**DO THIS**
Find all the lines with "title" and gather them.

**PROVIDED DATA**
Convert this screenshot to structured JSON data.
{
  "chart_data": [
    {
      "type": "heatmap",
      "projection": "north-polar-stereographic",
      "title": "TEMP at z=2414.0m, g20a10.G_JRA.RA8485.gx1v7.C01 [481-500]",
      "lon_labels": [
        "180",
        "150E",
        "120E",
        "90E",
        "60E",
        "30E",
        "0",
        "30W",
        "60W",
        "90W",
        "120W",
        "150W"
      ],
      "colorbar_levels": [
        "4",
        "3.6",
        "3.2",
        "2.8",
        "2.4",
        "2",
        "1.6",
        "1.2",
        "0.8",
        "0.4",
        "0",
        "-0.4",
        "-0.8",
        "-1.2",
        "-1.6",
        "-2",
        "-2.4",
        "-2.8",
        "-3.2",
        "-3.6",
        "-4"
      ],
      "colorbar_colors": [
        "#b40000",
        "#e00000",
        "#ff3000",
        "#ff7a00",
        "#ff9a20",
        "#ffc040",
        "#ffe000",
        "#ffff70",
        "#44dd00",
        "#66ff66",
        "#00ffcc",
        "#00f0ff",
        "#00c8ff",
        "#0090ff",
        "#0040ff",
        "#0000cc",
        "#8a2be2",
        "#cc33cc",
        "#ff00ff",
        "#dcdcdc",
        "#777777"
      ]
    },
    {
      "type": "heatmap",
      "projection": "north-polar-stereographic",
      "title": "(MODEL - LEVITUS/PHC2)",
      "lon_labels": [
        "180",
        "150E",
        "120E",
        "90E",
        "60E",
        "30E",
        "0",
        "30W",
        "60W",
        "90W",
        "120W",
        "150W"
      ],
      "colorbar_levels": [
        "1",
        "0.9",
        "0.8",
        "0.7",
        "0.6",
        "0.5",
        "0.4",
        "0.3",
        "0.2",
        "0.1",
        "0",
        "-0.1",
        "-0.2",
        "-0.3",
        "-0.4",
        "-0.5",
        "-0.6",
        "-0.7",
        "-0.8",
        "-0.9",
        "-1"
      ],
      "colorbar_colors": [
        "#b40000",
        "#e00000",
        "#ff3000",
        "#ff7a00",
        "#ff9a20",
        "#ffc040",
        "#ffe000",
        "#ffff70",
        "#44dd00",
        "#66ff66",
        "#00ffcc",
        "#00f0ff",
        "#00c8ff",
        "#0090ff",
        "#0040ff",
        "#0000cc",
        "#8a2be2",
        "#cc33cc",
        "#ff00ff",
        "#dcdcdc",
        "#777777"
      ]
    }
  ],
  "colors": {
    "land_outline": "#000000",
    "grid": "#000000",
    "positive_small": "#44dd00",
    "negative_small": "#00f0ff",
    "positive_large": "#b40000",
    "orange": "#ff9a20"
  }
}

**SOLUTION BELOW**
      "title": "TEMP at z=2414.0m, g20a10.G_JRA.RA8485.gx1v7.C01 [481-500]",
      "title": "(MODEL - LEVITUS/PHC2)",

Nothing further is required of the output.